[Figure data in JSON]
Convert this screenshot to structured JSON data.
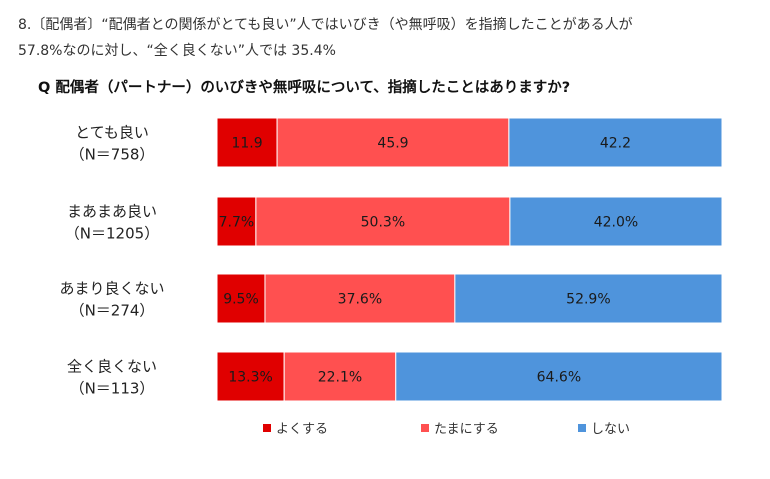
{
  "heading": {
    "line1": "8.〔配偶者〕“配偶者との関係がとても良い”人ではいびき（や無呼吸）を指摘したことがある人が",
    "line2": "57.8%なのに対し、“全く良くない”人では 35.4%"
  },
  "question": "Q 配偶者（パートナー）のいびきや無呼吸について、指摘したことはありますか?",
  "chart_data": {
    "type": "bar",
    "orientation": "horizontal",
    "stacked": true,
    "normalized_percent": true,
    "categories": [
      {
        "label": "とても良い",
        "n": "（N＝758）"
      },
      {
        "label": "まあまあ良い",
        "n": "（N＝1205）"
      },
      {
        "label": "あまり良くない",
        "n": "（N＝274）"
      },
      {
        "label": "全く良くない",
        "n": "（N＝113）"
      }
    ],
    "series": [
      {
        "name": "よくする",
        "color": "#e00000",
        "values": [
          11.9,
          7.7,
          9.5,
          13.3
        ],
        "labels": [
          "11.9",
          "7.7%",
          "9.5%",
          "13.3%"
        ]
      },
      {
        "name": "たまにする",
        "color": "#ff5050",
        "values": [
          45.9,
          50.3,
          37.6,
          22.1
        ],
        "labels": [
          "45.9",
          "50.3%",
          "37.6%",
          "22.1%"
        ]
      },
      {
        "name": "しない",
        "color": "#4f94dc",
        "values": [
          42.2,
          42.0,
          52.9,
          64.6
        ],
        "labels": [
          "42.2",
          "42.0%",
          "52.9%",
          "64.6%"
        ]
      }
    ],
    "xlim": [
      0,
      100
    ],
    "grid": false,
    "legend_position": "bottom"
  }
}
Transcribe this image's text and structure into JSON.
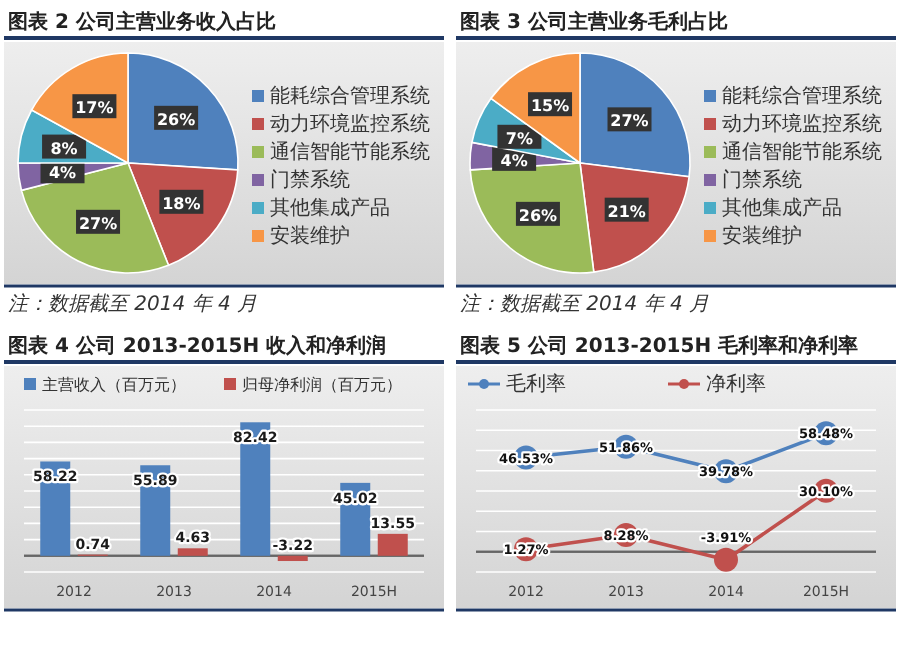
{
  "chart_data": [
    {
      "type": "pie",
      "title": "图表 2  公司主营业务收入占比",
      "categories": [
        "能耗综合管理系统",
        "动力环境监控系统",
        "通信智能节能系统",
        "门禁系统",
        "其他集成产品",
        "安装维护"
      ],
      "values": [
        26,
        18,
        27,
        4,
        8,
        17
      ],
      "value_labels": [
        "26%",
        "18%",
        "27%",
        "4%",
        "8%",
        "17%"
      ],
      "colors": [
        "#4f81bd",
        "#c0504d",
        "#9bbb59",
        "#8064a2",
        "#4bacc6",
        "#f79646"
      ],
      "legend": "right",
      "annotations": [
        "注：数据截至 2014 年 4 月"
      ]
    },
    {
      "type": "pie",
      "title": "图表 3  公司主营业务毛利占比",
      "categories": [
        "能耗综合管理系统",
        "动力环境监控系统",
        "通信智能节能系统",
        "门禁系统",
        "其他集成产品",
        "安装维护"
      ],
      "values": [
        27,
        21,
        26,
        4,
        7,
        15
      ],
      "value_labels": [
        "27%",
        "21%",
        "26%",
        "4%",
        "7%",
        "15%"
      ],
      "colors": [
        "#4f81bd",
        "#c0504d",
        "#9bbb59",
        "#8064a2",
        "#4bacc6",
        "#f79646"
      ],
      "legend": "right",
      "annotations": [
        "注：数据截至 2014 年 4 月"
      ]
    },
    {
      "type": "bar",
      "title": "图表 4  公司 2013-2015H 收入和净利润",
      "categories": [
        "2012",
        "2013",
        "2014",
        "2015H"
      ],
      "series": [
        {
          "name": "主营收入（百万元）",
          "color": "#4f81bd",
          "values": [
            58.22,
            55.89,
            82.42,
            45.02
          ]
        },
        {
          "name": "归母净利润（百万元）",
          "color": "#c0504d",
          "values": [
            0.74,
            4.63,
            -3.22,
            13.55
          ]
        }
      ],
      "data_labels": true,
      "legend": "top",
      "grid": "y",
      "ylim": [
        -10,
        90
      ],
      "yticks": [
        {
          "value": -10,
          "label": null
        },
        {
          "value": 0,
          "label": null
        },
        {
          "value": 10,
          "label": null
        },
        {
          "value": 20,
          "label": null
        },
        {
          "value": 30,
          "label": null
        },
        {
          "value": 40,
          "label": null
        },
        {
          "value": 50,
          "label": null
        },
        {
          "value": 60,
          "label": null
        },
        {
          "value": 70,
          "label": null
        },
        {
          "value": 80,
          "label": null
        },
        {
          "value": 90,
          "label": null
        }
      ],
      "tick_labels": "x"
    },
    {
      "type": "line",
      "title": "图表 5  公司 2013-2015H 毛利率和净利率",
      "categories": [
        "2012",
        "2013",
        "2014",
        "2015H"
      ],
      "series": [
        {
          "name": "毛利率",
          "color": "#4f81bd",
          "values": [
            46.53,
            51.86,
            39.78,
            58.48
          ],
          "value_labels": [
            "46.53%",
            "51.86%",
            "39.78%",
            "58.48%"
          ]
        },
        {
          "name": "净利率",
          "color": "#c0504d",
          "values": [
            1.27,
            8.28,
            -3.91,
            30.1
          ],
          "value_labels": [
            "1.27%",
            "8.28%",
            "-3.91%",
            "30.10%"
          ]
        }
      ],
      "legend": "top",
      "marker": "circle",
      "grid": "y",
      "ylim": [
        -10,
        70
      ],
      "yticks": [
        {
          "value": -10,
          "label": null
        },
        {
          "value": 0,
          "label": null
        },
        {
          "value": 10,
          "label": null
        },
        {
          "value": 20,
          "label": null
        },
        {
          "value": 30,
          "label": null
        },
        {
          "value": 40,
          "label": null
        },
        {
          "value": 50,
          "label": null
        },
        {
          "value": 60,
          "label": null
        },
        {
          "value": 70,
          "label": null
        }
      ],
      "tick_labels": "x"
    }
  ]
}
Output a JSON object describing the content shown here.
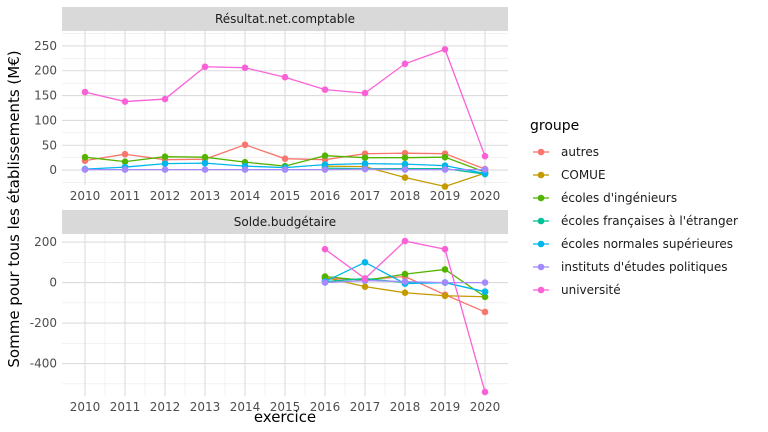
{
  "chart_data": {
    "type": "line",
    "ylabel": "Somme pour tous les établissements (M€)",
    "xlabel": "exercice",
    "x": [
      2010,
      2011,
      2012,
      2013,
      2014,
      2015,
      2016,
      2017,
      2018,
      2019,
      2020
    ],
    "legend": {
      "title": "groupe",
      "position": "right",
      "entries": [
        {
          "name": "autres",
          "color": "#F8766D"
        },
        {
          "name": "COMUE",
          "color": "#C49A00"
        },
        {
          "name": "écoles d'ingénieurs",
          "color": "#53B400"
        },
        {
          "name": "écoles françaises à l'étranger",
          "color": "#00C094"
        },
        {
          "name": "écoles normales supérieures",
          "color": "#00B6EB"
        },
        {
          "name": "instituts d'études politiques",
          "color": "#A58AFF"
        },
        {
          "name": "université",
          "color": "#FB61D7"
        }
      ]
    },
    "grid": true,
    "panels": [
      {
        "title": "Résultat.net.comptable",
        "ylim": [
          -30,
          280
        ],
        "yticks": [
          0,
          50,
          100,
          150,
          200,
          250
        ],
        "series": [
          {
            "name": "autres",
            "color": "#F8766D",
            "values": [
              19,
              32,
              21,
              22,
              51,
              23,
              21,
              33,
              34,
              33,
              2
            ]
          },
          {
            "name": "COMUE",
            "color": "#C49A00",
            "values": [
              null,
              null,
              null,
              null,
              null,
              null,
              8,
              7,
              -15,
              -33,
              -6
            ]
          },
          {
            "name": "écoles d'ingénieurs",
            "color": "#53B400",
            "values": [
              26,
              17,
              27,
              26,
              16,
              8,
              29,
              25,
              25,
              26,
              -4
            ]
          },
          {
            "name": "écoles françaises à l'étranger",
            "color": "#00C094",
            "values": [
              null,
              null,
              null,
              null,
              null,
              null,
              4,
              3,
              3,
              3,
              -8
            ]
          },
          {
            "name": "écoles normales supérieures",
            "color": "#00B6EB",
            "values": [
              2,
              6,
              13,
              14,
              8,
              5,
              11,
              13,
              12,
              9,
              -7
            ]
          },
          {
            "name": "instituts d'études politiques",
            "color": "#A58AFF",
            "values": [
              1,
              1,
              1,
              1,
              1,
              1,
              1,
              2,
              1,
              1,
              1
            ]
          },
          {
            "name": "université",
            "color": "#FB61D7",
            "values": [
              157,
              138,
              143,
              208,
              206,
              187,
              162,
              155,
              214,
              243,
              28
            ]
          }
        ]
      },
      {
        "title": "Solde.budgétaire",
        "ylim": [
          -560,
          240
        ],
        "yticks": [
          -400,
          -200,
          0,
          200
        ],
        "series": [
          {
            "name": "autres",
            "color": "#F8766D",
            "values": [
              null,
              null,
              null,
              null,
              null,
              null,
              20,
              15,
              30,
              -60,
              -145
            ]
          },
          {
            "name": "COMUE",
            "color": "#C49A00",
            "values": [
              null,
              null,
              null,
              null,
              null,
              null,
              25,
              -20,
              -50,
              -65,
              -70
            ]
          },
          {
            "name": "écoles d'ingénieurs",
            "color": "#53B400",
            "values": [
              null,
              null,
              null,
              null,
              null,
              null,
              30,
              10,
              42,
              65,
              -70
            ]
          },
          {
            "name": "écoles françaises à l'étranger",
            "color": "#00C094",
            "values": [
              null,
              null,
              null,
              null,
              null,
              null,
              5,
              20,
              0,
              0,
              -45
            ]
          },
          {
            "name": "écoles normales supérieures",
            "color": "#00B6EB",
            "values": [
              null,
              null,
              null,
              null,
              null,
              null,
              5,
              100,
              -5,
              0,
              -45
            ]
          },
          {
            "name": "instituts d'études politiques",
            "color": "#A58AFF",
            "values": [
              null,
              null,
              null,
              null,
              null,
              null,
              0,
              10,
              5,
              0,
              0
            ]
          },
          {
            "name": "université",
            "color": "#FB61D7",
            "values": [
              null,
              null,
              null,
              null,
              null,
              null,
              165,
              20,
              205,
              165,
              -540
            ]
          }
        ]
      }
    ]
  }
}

Problem requirements: Find each line holding the string "this" and copy it out.

Task response:
Convert this screenshot to structured JSON data.
Transcribe this image's text and structure into JSON.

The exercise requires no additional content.